Task:
Present the following entries again, word for word and in full.

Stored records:
#####

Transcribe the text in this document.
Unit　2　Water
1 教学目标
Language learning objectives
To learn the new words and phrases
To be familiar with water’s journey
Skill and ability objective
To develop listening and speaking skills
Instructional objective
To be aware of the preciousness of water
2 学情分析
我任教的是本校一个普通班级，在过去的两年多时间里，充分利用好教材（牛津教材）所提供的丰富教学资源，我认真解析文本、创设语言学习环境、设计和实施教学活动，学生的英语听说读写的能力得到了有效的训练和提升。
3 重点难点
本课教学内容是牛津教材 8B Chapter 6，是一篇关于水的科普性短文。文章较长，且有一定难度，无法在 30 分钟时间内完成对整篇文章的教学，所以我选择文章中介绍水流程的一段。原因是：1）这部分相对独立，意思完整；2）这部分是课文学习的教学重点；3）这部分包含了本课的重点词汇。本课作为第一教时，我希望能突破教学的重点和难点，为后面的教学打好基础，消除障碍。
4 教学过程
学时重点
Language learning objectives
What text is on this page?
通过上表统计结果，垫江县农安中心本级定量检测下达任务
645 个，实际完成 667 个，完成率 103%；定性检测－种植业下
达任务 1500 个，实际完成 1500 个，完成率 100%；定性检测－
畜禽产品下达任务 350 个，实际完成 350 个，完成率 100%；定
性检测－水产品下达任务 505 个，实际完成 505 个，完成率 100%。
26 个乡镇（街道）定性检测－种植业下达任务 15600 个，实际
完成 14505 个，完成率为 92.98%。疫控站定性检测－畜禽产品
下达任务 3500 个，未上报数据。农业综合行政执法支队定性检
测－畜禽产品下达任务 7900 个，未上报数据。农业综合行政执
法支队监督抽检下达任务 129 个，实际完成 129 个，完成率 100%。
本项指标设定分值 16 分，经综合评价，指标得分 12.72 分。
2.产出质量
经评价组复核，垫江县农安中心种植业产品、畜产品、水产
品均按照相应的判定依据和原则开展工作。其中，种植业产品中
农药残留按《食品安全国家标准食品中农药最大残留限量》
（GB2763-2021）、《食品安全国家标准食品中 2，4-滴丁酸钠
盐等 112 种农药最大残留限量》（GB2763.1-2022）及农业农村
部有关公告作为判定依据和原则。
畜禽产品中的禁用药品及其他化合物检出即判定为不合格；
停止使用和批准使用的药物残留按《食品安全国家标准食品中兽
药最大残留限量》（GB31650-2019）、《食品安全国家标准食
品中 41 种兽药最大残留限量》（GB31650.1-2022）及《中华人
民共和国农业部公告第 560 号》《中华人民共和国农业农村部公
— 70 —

#####

Right answer:
Transcribe the text in this document.
Unit　2　Water
1 教学目标
Language learning objectives
To learn the new words and phrases
To be familiar with water’s journey
Skill and ability objective
To develop listening and speaking skills
Instructional objective
To be aware of the preciousness of water
2 学情分析
我任教的是本校一个普通班级，在过去的两年多时间里，充分利用好教材（牛津教材）所提供的丰富教学资源，我认真解析文本、创设语言学习环境、设计和实施教学活动，学生的英语听说读写的能力得到了有效的训练和提升。
3 重点难点
本课教学内容是牛津教材 8B Chapter 6，是一篇关于水的科普性短文。文章较长，且有一定难度，无法在 30 分钟时间内完成对整篇文章的教学，所以我选择文章中介绍水流程的一段。原因是：1）这部分相对独立，意思完整；2）这部分是课文学习的教学重点；3）这部分包含了本课的重点词汇。本课作为第一教时，我希望能突破教学的重点和难点，为后面的教学打好基础，消除障碍。
4 教学过程
学时重点
Language learning objectives
What text is on this page?
通过上表统计结果，垫江县农安中心本级定量检测下达任务
645 个，实际完成 667 个，完成率 103%；定性检测－种植业下
达任务 1500 个，实际完成 1500 个，完成率 100%；定性检测－
畜禽产品下达任务 350 个，实际完成 350 个，完成率 100%；定
性检测－水产品下达任务 505 个，实际完成 505 个，完成率 100%。
26 个乡镇（街道）定性检测－种植业下达任务 15600 个，实际
完成 14505 个，完成率为 92.98%。疫控站定性检测－畜禽产品
下达任务 3500 个，未上报数据。农业综合行政执法支队定性检
测－畜禽产品下达任务 7900 个，未上报数据。农业综合行政执
法支队监督抽检下达任务 129 个，实际完成 129 个，完成率 100%。
本项指标设定分值 16 分，经综合评价，指标得分 12.72 分。
2.产出质量
经评价组复核，垫江县农安中心种植业产品、畜产品、水产
品均按照相应的判定依据和原则开展工作。其中，种植业产品中
农药残留按《食品安全国家标准食品中农药最大残留限量》
（GB2763-2021）、《食品安全国家标准食品中 2，4-滴丁酸钠
盐等 112 种农药最大残留限量》（GB2763.1-2022）及农业农村
部有关公告作为判定依据和原则。
畜禽产品中的禁用药品及其他化合物检出即判定为不合格；
停止使用和批准使用的药物残留按《食品安全国家标准食品中兽
药最大残留限量》（GB31650-2019）、《食品安全国家标准食
品中 41 种兽药最大残留限量》（GB31650.1-2022）及《中华人
民共和国农业部公告第 560 号》《中华人民共和国农业农村部公
— 70 —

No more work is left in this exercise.